* **INSTRUCTION 1**: In the commentary on the Chief Justice appointment, how many days will Chief Justice Tafazzal serve before retiring?
* **INSTRUCTION 2**: Substitute "Ellipse" for "Circle" in the records, starting at the first line and ending at the line containing "FancyBboxPatch shape — [203, 212, 213, 220]". Give those lines back with nothing else changed.

* **QUOTED PASSAGE**:
↓↓↓

And it will not surprise the leader one atom to learn that, when the current Chief Justice retires on December 22, he will be replaced by Justice Tafazzal, by order of the president, a ruling party adherent (under the parliamentary system, the president is a mere figurehead, who carries out the wishes of the prime minister). However, what will surprise the reader more than an atom is the fact that Justice Tafazzal has superseded the most senior judge of the Supreme Court, Justice Fazlul Karim. Furthermore, this is the third time that Justice Fazlul Karim has been superseded, having been twice passed over by previous governments. In addition, Chief Justice Tafazzal will perform his duties for a mere 47 days before he himself goes into retirement on February 7th!

The other day, I attended a dinner party where the host was in agreement with the Supreme Court affirmation of the earlier High Court ruling of guilty. However, what was truly interesting was his view of the judiciary: "This government would never have allowed the convicts to be acquitted". That is to say, the judiciary was simply carrying out the wishes of the executive. This view of the judiciary will be permanent: no one will ever again believe that the judiciary is independent.

↑↑↑

* **GIVEN DATA**:
↓↓↓

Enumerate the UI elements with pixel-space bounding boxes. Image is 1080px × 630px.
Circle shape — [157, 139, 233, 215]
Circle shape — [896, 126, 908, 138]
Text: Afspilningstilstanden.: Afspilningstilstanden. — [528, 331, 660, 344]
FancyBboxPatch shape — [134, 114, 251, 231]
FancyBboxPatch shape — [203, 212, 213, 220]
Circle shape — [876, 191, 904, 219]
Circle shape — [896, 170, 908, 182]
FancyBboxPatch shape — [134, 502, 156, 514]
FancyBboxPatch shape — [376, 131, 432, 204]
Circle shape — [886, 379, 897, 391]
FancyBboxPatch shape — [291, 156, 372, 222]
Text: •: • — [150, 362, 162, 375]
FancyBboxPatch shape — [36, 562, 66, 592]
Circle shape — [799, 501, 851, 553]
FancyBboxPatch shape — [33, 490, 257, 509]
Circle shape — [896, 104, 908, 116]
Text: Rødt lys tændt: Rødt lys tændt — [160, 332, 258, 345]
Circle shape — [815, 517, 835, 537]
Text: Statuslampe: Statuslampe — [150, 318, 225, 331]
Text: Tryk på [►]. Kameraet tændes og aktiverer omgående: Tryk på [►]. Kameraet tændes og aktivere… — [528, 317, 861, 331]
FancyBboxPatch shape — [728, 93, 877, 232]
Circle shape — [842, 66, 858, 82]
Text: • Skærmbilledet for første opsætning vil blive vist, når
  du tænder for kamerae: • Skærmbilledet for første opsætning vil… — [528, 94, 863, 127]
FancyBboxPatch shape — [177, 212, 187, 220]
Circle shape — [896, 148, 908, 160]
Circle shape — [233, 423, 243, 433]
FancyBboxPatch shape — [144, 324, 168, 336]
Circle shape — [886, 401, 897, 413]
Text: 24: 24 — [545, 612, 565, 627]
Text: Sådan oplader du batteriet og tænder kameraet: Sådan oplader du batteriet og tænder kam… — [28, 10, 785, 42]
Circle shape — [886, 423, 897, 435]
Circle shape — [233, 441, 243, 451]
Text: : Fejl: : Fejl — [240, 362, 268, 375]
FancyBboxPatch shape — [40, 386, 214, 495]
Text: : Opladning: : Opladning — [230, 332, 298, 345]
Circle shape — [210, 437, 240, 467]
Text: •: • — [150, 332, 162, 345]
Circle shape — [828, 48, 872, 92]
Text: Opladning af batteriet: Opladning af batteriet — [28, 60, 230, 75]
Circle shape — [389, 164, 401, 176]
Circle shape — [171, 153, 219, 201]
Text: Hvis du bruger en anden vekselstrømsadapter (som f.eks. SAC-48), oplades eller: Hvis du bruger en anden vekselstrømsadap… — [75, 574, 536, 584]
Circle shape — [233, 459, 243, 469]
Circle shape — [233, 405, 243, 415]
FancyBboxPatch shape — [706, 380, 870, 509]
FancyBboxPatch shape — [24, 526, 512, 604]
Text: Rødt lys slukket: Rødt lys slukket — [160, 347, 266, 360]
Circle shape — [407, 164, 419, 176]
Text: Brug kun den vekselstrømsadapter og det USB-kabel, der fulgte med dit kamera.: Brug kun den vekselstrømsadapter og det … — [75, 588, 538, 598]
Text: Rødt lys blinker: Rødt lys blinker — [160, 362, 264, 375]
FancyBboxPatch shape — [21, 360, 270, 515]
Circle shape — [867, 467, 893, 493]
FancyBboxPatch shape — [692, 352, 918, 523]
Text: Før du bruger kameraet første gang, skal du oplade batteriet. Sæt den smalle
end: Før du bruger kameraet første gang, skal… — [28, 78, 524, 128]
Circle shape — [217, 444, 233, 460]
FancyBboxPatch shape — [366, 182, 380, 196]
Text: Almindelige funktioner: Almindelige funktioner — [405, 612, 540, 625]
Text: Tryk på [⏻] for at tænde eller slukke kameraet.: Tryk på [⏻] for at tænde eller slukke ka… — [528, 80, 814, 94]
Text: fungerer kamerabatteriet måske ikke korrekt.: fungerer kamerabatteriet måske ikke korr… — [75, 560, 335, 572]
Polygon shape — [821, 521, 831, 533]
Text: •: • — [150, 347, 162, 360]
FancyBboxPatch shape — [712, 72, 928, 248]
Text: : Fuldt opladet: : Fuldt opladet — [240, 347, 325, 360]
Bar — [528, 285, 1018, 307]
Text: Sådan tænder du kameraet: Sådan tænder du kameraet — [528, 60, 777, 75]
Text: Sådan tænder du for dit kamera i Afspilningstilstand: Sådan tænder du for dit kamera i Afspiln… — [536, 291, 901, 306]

↑↑↑

* **RESPONSE 1**: 47 days

* **RESPONSE 2**:
Enumerate the UI elements with pixel-space bounding boxes. Image is 1080px × 630px.
Ellipse shape — [157, 139, 233, 215]
Ellipse shape — [896, 126, 908, 138]
Text: Afspilningstilstanden.: Afspilningstilstanden. — [528, 331, 660, 344]
FancyBboxPatch shape — [134, 114, 251, 231]
FancyBboxPatch shape — [203, 212, 213, 220]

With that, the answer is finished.